[Entries taken from a collection]
------------------------------
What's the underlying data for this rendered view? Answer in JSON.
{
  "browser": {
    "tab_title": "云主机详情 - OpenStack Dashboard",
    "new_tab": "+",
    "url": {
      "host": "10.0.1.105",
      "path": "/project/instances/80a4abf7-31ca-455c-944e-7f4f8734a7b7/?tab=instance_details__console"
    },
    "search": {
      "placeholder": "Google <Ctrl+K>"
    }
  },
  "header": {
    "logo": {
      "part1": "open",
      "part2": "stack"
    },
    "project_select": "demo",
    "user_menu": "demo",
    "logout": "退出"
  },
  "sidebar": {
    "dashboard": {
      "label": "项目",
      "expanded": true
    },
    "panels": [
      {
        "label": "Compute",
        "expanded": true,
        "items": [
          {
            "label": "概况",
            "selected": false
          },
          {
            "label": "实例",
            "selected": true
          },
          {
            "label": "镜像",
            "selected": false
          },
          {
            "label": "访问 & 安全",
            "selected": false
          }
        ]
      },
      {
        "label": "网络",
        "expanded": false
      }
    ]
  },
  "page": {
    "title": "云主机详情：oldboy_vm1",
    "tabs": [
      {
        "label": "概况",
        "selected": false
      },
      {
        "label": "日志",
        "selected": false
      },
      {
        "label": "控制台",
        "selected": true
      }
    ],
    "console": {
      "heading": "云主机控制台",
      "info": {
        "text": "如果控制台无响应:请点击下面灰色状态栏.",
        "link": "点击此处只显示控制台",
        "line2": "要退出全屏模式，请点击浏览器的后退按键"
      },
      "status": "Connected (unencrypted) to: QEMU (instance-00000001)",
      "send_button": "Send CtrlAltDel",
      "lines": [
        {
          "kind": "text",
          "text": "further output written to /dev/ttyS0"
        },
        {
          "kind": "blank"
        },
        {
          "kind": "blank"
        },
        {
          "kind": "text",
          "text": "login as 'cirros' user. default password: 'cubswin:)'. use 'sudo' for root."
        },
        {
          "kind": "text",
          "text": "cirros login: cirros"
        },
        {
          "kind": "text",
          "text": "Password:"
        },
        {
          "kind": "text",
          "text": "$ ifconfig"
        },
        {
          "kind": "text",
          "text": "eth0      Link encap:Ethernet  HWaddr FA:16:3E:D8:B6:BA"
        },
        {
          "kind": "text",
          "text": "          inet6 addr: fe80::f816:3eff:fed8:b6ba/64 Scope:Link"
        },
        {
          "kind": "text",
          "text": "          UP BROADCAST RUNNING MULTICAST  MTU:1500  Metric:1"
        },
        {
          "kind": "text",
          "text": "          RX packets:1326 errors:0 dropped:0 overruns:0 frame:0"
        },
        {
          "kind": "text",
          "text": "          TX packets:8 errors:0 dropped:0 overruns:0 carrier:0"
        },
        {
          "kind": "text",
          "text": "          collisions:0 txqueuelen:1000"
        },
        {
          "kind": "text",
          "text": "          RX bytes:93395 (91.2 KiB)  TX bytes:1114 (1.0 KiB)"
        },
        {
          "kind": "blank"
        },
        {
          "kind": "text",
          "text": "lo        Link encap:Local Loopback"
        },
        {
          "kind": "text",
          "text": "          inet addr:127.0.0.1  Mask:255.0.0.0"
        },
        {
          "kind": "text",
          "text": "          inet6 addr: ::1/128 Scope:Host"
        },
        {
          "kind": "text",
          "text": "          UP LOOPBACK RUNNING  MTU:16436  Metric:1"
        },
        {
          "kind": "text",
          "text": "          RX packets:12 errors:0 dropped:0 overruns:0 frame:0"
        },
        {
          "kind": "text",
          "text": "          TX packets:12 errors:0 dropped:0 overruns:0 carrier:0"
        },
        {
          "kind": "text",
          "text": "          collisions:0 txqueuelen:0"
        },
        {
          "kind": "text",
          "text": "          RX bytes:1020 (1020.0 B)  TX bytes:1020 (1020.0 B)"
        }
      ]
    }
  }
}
------------------------------
* WORK TO DO *
Repeat the records above exactly, from the first line to the last.

* TASK RESPONSE *
What's the underlying data for this rendered view? Answer in JSON.
{
  "browser": {
    "tab_title": "云主机详情 - OpenStack Dashboard",
    "new_tab": "+",
    "url": {
      "host": "10.0.1.105",
      "path": "/project/instances/80a4abf7-31ca-455c-944e-7f4f8734a7b7/?tab=instance_details__console"
    },
    "search": {
      "placeholder": "Google <Ctrl+K>"
    }
  },
  "header": {
    "logo": {
      "part1": "open",
      "part2": "stack"
    },
    "project_select": "demo",
    "user_menu": "demo",
    "logout": "退出"
  },
  "sidebar": {
    "dashboard": {
      "label": "项目",
      "expanded": true
    },
    "panels": [
      {
        "label": "Compute",
        "expanded": true,
        "items": [
          {
            "label": "概况",
            "selected": false
          },
          {
            "label": "实例",
            "selected": true
          },
          {
            "label": "镜像",
            "selected": false
          },
          {
            "label": "访问 & 安全",
            "selected": false
          }
        ]
      },
      {
        "label": "网络",
        "expanded": false
      }
    ]
  },
  "page": {
    "title": "云主机详情：oldboy_vm1",
    "tabs": [
      {
        "label": "概况",
        "selected": false
      },
      {
        "label": "日志",
        "selected": false
      },
      {
        "label": "控制台",
        "selected": true
      }
    ],
    "console": {
      "heading": "云主机控制台",
      "info": {
        "text": "如果控制台无响应:请点击下面灰色状态栏.",
        "link": "点击此处只显示控制台",
        "line2": "要退出全屏模式，请点击浏览器的后退按键"
      },
      "status": "Connected (unencrypted) to: QEMU (instance-00000001)",
      "send_button": "Send CtrlAltDel",
      "lines": [
        {
          "kind": "text",
          "text": "further output written to /dev/ttyS0"
        },
        {
          "kind": "blank"
        },
        {
          "kind": "blank"
        },
        {
          "kind": "text",
          "text": "login as 'cirros' user. default password: 'cubswin:)'. use 'sudo' for root."
        },
        {
          "kind": "text",
          "text": "cirros login: cirros"
        },
        {
          "kind": "text",
          "text": "Password:"
        },
        {
          "kind": "text",
          "text": "$ ifconfig"
        },
        {
          "kind": "text",
          "text": "eth0      Link encap:Ethernet  HWaddr FA:16:3E:D8:B6:BA"
        },
        {
          "kind": "text",
          "text": "          inet6 addr: fe80::f816:3eff:fed8:b6ba/64 Scope:Link"
        },
        {
          "kind": "text",
          "text": "          UP BROADCAST RUNNING MULTICAST  MTU:1500  Metric:1"
        },
        {
          "kind": "text",
          "text": "          RX packets:1326 errors:0 dropped:0 overruns:0 frame:0"
        },
        {
          "kind": "text",
          "text": "          TX packets:8 errors:0 dropped:0 overruns:0 carrier:0"
        },
        {
          "kind": "text",
          "text": "          collisions:0 txqueuelen:1000"
        },
        {
          "kind": "text",
          "text": "          RX bytes:93395 (91.2 KiB)  TX bytes:1114 (1.0 KiB)"
        },
        {
          "kind": "blank"
        },
        {
          "kind": "text",
          "text": "lo        Link encap:Local Loopback"
        },
        {
          "kind": "text",
          "text": "          inet addr:127.0.0.1  Mask:255.0.0.0"
        },
        {
          "kind": "text",
          "text": "          inet6 addr: ::1/128 Scope:Host"
        },
        {
          "kind": "text",
          "text": "          UP LOOPBACK RUNNING  MTU:16436  Metric:1"
        },
        {
          "kind": "text",
          "text": "          RX packets:12 errors:0 dropped:0 overruns:0 frame:0"
        },
        {
          "kind": "text",
          "text": "          TX packets:12 errors:0 dropped:0 overruns:0 carrier:0"
        },
        {
          "kind": "text",
          "text": "          collisions:0 txqueuelen:0"
        },
        {
          "kind": "text",
          "text": "          RX bytes:1020 (1020.0 B)  TX bytes:1020 (1020.0 B)"
        }
      ]
    }
  }
}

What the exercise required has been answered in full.